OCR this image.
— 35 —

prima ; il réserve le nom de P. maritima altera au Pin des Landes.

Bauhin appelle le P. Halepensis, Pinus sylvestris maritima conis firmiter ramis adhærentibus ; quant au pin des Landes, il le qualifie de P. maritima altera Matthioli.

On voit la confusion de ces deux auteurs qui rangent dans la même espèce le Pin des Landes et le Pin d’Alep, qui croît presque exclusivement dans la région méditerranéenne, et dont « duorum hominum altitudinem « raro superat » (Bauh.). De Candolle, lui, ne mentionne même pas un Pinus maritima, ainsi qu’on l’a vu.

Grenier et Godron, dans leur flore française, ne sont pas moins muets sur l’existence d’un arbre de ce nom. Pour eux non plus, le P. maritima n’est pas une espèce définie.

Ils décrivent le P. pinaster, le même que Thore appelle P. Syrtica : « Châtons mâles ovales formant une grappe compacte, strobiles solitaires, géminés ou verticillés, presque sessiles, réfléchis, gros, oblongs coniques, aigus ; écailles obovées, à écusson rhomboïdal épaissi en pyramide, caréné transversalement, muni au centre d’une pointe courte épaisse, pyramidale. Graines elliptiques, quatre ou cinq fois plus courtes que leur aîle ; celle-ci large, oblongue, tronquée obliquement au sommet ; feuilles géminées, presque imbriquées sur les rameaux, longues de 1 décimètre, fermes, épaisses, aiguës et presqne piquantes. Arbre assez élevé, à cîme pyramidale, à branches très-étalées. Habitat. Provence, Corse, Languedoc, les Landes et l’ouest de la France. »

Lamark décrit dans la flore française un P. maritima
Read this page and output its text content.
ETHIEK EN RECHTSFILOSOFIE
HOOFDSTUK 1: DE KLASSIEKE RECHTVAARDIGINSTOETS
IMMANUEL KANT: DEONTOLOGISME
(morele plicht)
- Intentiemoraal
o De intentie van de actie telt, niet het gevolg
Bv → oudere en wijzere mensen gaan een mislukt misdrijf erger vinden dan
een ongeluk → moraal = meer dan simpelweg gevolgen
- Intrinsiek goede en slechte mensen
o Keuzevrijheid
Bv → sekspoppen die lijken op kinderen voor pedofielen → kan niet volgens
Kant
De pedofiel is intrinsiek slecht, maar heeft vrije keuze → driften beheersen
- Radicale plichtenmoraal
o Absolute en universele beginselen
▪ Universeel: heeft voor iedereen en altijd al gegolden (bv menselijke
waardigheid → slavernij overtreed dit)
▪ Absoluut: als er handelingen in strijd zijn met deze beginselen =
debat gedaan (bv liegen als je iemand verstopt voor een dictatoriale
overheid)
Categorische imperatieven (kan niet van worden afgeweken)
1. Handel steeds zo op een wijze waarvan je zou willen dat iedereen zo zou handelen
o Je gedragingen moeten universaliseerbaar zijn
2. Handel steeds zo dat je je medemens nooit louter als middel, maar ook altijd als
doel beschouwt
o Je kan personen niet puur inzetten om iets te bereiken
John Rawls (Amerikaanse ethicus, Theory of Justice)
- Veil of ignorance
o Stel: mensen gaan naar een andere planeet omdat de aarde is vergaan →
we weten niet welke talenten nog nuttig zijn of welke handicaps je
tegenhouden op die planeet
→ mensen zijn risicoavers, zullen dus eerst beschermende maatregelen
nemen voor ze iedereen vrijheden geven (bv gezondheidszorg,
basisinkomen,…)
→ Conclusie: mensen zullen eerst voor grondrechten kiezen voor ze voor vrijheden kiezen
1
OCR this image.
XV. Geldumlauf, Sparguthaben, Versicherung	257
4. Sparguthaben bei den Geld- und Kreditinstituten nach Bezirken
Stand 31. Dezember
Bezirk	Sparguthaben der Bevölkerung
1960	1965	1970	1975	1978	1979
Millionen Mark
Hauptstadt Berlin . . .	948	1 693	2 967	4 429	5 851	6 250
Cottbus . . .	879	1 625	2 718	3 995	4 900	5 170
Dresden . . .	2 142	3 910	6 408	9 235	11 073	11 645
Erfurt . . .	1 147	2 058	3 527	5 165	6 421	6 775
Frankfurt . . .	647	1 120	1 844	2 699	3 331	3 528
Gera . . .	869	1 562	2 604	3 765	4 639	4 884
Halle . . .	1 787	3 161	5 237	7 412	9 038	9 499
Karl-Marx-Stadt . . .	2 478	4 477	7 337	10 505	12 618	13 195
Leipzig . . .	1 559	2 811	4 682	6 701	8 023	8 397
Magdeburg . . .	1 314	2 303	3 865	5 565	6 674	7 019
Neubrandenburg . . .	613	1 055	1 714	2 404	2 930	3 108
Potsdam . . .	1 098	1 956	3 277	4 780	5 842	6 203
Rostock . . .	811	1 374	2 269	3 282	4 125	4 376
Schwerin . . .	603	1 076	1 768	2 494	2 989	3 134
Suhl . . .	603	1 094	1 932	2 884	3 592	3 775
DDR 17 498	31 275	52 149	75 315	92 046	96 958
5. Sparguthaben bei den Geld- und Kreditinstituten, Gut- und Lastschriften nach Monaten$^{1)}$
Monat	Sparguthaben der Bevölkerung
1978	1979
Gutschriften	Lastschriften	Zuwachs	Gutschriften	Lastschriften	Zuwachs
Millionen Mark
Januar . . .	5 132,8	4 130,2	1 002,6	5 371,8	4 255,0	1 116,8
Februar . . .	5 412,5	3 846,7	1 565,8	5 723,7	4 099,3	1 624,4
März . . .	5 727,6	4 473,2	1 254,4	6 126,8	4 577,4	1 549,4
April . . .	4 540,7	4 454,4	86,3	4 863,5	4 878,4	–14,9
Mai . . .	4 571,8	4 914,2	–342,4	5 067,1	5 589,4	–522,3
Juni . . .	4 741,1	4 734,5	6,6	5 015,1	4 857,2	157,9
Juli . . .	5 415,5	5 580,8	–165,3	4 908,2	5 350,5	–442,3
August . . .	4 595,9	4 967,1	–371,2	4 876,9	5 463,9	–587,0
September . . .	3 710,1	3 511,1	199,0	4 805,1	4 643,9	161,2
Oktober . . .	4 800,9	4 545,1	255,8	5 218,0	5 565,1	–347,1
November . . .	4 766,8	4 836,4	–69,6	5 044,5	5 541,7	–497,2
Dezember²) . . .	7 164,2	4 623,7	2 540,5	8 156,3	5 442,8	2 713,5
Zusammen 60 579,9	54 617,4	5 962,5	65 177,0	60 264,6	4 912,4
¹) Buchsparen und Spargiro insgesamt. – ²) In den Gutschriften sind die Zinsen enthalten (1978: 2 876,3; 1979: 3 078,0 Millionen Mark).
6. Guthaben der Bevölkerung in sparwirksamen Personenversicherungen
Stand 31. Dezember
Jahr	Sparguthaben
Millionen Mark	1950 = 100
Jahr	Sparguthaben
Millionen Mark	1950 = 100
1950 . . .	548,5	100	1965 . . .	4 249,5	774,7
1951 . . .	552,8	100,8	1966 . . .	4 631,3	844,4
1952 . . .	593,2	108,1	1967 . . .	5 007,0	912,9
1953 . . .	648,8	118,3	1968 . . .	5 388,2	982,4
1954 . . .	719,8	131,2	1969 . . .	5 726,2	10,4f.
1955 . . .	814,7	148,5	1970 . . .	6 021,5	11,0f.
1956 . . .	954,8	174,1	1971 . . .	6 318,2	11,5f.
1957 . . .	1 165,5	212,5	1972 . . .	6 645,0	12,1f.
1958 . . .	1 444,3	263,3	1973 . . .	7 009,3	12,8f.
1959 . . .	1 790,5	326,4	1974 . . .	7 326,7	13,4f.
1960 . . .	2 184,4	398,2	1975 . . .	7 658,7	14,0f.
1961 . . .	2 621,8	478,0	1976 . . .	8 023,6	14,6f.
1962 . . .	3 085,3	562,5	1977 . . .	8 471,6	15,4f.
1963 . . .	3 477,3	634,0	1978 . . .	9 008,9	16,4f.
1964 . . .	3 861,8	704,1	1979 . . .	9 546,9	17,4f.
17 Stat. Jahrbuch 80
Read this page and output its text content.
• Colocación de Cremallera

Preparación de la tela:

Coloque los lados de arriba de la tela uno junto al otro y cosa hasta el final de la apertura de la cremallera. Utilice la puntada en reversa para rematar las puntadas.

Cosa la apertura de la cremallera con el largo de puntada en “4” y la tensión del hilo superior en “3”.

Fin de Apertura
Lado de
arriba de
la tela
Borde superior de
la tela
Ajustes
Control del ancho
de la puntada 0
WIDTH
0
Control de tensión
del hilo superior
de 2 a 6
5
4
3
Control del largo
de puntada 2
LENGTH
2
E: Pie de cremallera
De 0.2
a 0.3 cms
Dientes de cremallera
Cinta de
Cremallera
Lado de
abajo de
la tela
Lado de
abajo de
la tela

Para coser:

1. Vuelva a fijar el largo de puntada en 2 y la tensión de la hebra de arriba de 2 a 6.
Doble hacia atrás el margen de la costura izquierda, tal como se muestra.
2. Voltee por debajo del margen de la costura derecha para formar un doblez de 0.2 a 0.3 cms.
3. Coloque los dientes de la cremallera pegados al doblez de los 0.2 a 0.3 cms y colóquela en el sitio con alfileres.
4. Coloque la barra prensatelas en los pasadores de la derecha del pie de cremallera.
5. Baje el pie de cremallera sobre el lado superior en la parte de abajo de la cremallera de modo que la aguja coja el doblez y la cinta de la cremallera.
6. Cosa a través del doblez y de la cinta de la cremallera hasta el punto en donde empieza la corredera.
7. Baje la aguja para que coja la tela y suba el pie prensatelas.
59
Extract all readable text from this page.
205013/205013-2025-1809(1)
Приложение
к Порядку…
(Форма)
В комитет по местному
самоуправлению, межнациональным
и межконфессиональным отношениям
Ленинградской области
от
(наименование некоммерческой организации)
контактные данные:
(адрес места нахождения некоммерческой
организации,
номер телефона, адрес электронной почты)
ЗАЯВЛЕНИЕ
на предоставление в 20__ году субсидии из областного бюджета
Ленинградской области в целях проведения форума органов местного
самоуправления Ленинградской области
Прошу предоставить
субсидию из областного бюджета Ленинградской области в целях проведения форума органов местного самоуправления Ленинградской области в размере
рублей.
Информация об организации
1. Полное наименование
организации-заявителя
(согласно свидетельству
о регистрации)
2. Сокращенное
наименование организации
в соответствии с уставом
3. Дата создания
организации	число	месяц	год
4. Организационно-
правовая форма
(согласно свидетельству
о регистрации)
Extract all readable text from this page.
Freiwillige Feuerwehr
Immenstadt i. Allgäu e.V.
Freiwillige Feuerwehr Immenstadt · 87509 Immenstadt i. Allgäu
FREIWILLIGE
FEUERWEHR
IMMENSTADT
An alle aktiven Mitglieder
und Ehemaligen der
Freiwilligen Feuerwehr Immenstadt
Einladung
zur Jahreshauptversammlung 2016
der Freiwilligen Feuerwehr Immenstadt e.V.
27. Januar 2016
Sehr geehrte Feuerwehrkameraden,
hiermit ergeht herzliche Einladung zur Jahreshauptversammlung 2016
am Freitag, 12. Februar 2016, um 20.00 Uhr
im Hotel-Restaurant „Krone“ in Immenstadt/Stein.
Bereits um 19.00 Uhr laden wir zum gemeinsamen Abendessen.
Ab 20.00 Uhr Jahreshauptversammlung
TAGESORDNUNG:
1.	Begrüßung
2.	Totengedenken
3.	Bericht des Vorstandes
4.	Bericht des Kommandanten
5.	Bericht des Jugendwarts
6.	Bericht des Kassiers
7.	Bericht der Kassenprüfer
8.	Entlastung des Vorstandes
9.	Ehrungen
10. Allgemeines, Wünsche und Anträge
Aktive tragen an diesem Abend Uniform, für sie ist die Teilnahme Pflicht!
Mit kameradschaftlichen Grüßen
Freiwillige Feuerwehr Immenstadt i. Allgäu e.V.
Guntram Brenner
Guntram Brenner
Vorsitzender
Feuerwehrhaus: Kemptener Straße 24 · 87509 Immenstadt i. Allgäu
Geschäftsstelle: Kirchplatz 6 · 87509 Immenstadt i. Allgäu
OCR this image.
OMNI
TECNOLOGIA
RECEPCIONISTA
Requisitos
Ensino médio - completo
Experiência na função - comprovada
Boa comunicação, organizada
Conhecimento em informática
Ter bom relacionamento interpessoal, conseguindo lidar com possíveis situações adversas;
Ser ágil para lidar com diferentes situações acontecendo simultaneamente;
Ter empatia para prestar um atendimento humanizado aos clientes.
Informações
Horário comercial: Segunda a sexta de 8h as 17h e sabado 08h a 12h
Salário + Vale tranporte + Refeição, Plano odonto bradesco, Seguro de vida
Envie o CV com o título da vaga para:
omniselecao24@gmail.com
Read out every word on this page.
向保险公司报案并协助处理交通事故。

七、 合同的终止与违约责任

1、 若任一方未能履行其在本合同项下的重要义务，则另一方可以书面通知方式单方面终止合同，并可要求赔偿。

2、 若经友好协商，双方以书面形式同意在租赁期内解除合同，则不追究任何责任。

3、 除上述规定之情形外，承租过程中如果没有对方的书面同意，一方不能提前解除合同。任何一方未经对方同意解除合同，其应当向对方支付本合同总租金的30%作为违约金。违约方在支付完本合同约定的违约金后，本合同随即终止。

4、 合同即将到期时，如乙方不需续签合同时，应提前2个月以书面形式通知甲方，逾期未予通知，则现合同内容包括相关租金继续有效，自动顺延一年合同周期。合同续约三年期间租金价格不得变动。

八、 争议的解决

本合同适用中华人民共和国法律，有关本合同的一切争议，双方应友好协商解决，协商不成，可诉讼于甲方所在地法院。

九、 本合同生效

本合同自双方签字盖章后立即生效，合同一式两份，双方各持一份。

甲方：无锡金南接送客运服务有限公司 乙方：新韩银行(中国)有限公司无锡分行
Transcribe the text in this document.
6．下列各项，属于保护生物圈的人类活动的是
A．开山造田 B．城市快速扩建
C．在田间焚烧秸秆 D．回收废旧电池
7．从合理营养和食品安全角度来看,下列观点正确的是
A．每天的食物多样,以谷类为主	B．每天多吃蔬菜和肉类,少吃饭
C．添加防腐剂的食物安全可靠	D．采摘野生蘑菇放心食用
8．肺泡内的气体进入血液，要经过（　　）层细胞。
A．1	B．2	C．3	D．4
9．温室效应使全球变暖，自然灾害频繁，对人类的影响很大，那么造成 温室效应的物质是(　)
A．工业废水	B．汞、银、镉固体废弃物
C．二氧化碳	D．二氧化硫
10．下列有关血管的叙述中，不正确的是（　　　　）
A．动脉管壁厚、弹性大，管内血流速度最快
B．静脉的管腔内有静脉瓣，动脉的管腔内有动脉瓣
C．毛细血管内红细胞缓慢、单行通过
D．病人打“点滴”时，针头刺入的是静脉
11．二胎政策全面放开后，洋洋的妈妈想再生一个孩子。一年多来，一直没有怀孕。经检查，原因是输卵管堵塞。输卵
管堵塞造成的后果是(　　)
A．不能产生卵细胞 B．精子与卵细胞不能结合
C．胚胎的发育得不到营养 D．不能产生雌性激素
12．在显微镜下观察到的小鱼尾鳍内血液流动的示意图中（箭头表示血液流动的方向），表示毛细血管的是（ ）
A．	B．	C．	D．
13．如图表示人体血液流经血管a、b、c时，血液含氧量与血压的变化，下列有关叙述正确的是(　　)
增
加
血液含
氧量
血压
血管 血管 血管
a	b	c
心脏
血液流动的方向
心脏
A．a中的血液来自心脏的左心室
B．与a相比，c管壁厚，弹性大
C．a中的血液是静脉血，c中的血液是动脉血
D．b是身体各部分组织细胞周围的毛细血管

────────────────────────────────────────

Short problem - In the entries above, find each line with the string "Sparguthaben" and copy it.

The result -
XV. Geldumlauf, Sparguthaben, Versicherung	257
4. Sparguthaben bei den Geld- und Kreditinstituten nach Bezirken
Bezirk	Sparguthaben der Bevölkerung
5. Sparguthaben bei den Geld- und Kreditinstituten, Gut- und Lastschriften nach Monaten$^{1)}$
Monat	Sparguthaben der Bevölkerung
Jahr	Sparguthaben
Jahr	Sparguthaben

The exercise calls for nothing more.